* _Brief_:
Turn the lines from the one containing "Enumerate the UI" up to and including the one containing "tree-hscroll-thumb[interactable] <box>17 442" into a numbered list, skipping any blank lines.

* _Dataset extract_:
◆ ◆ ◆

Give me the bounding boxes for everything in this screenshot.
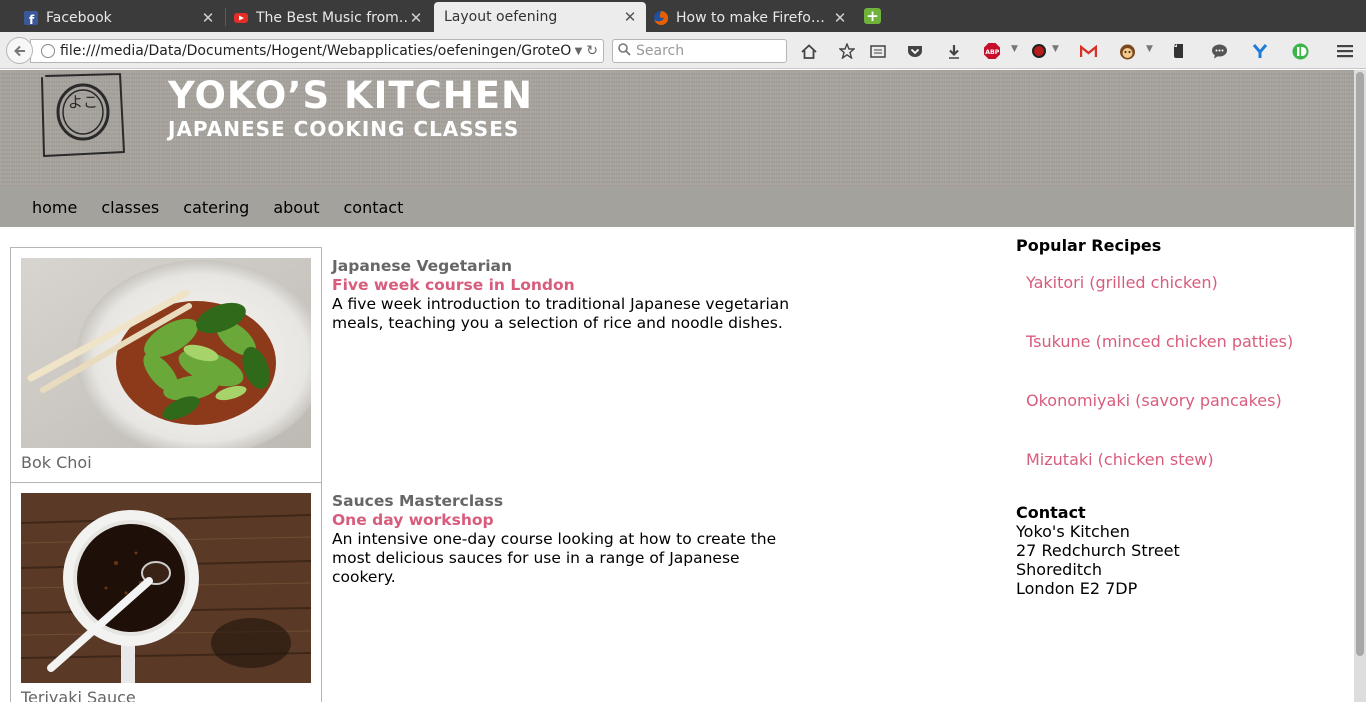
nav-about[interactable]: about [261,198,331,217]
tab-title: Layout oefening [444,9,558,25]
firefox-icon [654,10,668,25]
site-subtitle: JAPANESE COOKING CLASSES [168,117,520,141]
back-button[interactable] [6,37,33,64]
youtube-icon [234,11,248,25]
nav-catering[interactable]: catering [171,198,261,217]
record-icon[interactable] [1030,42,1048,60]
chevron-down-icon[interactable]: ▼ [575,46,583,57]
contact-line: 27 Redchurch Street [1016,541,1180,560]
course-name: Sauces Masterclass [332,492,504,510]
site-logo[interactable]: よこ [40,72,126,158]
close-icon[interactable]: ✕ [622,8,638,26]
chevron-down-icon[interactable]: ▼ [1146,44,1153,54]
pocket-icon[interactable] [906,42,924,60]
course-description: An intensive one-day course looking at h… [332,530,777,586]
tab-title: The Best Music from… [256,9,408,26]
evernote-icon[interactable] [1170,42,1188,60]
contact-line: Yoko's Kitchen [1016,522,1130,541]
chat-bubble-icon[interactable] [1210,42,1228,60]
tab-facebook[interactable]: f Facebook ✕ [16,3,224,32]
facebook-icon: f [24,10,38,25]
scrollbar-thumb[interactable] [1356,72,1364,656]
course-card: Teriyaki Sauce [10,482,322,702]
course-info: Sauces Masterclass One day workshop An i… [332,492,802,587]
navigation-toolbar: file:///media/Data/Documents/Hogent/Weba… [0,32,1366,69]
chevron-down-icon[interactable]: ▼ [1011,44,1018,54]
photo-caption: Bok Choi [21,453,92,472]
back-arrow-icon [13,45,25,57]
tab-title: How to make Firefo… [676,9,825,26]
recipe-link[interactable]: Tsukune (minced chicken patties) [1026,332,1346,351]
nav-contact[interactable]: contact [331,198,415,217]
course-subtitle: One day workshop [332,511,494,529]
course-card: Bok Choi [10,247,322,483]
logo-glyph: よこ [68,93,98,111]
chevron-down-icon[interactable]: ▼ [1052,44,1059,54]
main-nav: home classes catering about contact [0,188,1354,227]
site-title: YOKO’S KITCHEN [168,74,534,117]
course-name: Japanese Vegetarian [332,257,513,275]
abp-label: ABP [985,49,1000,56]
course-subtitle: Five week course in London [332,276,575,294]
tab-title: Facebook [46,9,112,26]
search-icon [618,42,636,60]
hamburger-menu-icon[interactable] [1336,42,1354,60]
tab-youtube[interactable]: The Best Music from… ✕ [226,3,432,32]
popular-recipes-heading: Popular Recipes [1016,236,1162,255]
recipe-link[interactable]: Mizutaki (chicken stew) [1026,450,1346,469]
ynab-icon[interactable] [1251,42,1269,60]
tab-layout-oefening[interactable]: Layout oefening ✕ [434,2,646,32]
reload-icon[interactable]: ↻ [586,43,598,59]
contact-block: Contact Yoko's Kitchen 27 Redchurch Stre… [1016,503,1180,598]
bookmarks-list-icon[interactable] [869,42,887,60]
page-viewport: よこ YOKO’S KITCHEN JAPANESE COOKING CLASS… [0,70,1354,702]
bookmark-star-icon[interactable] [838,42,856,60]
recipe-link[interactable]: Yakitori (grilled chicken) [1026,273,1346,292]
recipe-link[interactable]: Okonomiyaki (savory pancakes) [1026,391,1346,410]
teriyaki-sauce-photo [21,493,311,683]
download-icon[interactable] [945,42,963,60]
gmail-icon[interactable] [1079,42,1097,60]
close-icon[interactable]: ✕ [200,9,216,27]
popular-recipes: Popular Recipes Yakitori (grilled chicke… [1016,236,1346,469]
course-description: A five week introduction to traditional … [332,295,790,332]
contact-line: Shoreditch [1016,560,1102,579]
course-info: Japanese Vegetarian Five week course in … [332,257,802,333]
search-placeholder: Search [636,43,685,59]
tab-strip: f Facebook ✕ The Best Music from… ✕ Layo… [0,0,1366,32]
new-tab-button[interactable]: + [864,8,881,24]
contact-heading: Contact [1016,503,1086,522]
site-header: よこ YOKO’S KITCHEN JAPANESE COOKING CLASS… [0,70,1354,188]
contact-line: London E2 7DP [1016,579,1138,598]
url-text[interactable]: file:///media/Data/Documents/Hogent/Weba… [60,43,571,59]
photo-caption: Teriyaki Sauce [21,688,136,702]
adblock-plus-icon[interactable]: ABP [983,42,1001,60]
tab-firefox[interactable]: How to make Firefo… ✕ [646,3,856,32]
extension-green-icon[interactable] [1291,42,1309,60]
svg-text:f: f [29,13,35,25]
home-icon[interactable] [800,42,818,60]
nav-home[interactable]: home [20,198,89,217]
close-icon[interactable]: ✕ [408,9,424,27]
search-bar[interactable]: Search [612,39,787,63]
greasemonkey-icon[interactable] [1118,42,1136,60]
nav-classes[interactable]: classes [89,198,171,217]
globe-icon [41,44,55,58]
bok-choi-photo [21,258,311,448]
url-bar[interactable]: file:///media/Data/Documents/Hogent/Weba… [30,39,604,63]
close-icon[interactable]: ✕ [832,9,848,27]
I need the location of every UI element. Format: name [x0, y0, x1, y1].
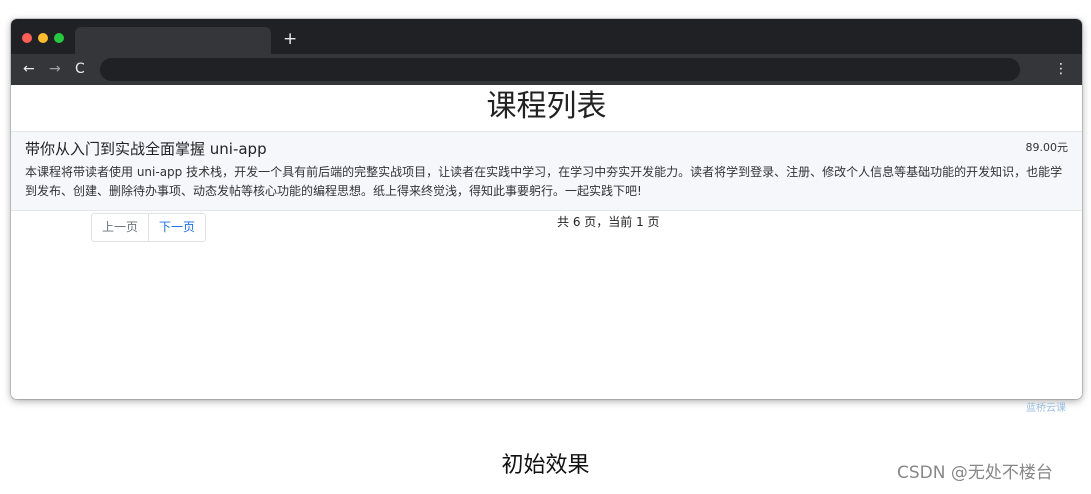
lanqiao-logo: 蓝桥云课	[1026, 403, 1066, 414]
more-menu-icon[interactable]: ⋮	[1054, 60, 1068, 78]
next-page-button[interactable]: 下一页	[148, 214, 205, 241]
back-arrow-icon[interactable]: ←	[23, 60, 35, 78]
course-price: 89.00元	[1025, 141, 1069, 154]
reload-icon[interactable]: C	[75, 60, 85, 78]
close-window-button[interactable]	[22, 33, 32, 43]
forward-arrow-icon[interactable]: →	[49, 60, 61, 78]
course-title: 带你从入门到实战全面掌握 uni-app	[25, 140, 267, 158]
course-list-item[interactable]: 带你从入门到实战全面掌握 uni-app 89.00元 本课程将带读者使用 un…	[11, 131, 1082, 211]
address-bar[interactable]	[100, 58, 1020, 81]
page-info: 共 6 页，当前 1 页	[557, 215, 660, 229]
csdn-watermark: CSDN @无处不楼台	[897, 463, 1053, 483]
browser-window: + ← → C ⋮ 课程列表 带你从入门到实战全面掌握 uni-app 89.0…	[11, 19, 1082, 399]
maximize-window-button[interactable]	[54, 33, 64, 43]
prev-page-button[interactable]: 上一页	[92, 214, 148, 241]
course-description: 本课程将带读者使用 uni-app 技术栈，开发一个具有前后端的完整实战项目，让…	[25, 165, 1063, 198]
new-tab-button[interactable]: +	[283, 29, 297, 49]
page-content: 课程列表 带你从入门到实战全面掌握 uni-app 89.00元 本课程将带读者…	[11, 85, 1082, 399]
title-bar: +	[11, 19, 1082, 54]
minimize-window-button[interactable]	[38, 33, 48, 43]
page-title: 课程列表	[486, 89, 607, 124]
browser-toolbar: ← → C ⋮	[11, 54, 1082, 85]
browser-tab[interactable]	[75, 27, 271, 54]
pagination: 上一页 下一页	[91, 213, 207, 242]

◆ ◆ ◆

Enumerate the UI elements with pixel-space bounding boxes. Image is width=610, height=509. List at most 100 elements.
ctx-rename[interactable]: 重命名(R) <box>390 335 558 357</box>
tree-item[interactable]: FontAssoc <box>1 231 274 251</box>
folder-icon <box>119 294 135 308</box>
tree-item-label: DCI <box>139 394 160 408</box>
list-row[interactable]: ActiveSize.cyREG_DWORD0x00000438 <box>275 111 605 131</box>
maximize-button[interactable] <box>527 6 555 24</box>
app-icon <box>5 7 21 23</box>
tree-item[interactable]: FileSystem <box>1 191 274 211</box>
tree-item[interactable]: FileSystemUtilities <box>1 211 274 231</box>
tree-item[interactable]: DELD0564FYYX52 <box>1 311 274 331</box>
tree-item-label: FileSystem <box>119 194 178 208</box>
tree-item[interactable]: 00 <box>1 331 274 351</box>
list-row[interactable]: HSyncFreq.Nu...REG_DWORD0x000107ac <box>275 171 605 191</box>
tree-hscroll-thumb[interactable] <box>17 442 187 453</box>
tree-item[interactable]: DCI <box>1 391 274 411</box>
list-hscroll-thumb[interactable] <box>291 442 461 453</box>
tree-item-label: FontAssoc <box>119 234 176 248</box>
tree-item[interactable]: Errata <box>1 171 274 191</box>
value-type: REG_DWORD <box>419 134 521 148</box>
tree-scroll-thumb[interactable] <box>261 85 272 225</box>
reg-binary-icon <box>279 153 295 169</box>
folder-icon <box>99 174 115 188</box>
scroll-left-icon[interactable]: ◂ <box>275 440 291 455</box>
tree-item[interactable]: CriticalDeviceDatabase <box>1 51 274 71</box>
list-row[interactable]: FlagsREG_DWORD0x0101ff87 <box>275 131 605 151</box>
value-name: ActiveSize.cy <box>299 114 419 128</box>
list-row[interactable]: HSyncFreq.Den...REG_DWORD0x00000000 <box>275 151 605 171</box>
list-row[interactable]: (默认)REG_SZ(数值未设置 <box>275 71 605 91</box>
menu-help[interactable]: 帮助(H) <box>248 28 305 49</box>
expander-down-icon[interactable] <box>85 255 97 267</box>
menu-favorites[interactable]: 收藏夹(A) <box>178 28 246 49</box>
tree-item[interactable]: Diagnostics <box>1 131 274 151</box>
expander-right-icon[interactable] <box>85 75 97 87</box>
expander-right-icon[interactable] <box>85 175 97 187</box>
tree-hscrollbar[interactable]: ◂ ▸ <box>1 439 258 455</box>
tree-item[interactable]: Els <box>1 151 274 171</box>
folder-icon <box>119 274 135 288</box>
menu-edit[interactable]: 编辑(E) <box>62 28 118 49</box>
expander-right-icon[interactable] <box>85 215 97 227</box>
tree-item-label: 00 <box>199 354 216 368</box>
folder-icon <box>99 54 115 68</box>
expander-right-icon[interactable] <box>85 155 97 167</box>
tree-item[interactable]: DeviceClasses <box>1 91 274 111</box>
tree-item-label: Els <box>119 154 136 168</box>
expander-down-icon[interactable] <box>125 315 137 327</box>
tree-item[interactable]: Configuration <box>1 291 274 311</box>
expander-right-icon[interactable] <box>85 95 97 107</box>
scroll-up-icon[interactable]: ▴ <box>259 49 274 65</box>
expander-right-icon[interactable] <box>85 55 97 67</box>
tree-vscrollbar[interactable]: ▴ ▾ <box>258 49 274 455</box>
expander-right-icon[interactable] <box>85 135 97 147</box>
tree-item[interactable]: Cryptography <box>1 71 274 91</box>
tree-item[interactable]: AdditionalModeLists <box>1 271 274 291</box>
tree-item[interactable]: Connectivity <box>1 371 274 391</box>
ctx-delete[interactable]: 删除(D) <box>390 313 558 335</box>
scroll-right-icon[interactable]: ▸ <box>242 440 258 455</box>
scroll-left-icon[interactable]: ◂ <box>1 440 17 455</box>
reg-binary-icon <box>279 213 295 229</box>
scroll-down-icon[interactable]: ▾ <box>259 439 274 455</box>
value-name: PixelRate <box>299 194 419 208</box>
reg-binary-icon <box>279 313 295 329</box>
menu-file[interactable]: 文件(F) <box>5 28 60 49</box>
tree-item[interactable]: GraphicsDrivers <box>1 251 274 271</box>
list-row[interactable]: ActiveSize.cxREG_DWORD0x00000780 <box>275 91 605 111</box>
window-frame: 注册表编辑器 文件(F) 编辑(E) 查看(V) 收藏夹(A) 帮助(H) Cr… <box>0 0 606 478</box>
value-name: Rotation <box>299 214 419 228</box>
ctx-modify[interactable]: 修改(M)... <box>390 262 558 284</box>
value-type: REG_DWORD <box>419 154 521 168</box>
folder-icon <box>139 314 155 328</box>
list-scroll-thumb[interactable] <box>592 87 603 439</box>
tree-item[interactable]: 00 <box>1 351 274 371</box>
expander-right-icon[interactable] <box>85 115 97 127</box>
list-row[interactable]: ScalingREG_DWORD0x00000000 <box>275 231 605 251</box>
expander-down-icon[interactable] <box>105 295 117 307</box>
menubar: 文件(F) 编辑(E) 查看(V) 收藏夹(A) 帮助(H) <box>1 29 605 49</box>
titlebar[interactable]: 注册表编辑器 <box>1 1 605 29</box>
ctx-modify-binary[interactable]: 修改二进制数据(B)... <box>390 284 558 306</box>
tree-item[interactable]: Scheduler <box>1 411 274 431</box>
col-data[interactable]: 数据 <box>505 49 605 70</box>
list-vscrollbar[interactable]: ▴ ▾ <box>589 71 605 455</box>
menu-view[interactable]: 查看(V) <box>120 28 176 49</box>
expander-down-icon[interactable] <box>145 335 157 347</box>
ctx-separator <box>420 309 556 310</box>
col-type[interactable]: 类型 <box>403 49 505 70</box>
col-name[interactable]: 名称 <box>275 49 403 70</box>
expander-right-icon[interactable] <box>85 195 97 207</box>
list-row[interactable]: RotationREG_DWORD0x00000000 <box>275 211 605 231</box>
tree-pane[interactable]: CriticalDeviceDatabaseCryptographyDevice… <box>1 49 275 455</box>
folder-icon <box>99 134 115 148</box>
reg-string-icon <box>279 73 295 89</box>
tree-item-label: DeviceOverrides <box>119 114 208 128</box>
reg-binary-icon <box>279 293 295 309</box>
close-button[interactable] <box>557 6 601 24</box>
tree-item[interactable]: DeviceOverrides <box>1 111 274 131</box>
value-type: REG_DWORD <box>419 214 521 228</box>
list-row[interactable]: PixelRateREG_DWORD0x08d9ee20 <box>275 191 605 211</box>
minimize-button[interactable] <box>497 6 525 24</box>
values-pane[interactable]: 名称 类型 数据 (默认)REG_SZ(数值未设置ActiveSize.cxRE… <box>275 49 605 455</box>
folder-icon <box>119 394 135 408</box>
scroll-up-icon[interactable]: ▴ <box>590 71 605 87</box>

◆ ◆ ◆

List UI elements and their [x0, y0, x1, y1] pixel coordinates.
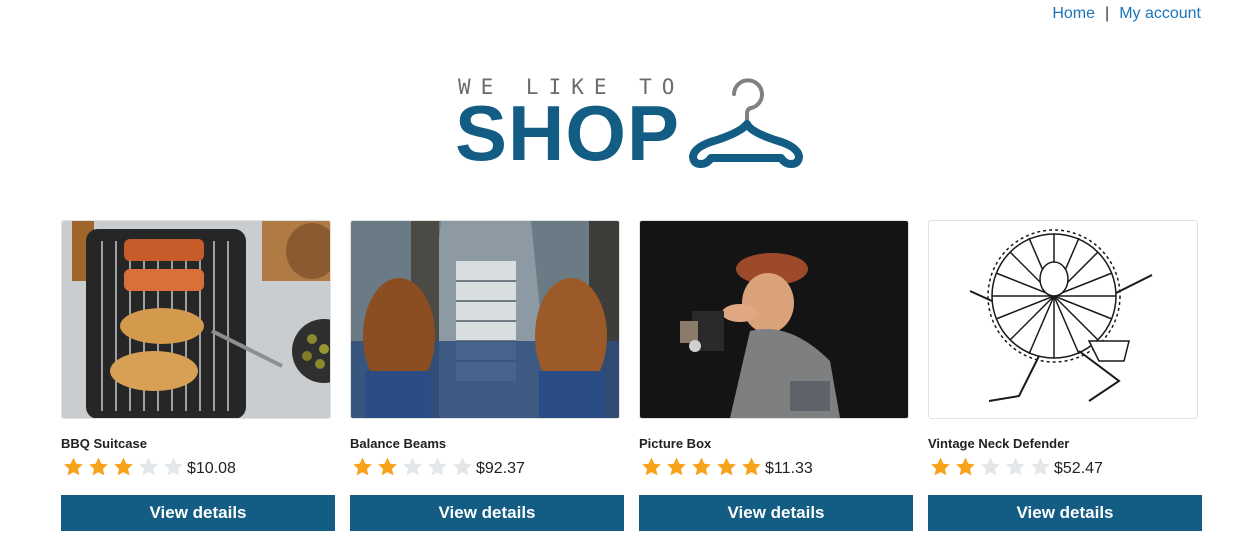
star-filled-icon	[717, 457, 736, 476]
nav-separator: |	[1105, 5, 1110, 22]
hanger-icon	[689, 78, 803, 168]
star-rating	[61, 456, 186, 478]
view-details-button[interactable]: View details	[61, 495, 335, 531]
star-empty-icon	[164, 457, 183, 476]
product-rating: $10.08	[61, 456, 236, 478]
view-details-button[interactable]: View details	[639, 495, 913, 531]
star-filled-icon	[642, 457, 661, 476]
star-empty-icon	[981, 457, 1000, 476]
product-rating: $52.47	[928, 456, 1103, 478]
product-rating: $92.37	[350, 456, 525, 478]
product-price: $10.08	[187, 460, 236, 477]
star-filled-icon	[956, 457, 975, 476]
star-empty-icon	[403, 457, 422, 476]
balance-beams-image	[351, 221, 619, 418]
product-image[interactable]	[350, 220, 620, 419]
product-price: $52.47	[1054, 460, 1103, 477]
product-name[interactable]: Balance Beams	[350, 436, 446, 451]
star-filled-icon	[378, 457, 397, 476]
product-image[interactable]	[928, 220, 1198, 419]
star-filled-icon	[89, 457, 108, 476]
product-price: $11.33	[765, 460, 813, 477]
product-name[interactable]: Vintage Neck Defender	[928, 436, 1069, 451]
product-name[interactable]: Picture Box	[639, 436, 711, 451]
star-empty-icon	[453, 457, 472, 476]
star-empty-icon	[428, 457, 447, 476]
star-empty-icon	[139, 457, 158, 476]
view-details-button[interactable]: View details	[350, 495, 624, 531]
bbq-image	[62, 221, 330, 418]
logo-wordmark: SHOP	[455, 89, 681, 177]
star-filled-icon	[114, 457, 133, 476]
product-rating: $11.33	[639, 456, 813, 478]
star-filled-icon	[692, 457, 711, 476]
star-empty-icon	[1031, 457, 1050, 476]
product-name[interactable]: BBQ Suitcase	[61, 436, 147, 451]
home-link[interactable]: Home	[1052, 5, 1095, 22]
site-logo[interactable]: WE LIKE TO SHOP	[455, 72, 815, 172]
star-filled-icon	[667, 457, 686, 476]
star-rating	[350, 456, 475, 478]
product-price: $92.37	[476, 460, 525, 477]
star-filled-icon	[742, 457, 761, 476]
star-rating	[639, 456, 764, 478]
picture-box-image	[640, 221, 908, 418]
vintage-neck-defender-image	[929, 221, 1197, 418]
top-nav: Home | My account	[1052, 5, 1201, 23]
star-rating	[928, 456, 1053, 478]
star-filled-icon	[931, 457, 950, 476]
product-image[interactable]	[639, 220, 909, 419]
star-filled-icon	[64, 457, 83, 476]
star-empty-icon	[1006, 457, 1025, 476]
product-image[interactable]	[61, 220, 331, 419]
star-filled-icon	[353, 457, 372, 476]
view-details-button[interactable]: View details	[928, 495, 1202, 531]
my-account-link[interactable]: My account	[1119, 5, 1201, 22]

◆ ◆ ◆

* _Result of this task_:
1. Enumerate the UI elements with pixel-space bounding boxes. Image is width=610, height=509. List at most 100 elements.
2. ctx-rename[interactable]: 重命名(R) <box>390 335 558 357</box>
3. tree-item[interactable]: FontAssoc <box>1 231 274 251</box>
4. folder-icon <box>119 294 135 308</box>
5. tree-item-label: DCI <box>139 394 160 408</box>
6. list-row[interactable]: ActiveSize.cyREG_DWORD0x00000438 <box>275 111 605 131</box>
7. maximize-button[interactable] <box>527 6 555 24</box>
8. app-icon <box>5 7 21 23</box>
9. tree-item[interactable]: FileSystem <box>1 191 274 211</box>
10. tree-item[interactable]: FileSystemUtilities <box>1 211 274 231</box>
11. tree-item[interactable]: DELD0564FYYX52 <box>1 311 274 331</box>
12. tree-item-label: FileSystem <box>119 194 178 208</box>
13. tree-item[interactable]: 00 <box>1 331 274 351</box>
14. list-row[interactable]: HSyncFreq.Nu...REG_DWORD0x000107ac <box>275 171 605 191</box>
15. tree-hscroll-thumb[interactable] <box>17 442 187 453</box>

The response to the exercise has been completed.